Saved data entries:

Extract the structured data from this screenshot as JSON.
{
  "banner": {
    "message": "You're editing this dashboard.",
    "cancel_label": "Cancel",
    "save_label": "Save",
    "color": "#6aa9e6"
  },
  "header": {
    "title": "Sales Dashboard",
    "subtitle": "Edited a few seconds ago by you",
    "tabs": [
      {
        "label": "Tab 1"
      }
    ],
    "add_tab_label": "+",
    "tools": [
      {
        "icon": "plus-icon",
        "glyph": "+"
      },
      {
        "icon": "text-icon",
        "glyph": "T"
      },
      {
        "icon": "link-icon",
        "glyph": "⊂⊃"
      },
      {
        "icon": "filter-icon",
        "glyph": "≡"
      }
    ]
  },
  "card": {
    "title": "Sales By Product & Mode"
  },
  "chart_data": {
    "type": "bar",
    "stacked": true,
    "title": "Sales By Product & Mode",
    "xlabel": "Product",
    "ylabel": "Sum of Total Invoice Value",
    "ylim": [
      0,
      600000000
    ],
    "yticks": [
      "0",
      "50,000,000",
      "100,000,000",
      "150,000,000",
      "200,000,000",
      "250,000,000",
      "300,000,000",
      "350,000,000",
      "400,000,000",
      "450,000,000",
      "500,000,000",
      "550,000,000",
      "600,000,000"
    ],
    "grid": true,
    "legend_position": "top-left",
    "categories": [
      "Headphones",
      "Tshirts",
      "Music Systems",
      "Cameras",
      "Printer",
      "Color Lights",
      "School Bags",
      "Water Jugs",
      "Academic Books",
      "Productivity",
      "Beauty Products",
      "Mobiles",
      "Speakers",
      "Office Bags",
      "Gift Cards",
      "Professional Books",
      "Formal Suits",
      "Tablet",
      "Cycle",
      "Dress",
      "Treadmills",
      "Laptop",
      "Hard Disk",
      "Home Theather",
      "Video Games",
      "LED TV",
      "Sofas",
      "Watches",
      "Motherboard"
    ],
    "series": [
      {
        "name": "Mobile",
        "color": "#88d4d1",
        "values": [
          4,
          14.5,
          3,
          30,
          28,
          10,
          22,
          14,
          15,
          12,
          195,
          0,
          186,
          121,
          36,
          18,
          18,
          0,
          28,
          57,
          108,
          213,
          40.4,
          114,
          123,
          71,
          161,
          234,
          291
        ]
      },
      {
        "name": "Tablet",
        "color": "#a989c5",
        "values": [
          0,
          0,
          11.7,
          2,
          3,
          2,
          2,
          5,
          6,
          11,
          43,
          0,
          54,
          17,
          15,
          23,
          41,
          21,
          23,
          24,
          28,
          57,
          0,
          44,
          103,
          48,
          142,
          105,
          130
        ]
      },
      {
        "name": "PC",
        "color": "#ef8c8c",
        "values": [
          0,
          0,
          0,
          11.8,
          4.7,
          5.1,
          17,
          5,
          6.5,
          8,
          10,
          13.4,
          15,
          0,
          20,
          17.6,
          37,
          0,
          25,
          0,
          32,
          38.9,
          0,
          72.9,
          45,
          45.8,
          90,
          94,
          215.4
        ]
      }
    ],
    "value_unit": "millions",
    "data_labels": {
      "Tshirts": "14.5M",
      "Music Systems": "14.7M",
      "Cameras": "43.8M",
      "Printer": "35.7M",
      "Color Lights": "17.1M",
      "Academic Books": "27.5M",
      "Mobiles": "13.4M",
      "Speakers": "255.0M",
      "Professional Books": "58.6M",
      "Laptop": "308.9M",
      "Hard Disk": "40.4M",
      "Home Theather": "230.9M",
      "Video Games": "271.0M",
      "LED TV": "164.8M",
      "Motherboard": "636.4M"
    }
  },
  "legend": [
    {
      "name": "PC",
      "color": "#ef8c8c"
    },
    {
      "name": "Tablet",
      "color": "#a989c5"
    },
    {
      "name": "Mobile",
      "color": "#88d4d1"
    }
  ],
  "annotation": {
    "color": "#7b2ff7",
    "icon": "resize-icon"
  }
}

[Task description] Copy each line above that contains the string "icon".

[Task solution]
        "icon": "plus-icon",
        "icon": "text-icon",
        "icon": "link-icon",
        "icon": "filter-icon",
    "icon": "resize-icon"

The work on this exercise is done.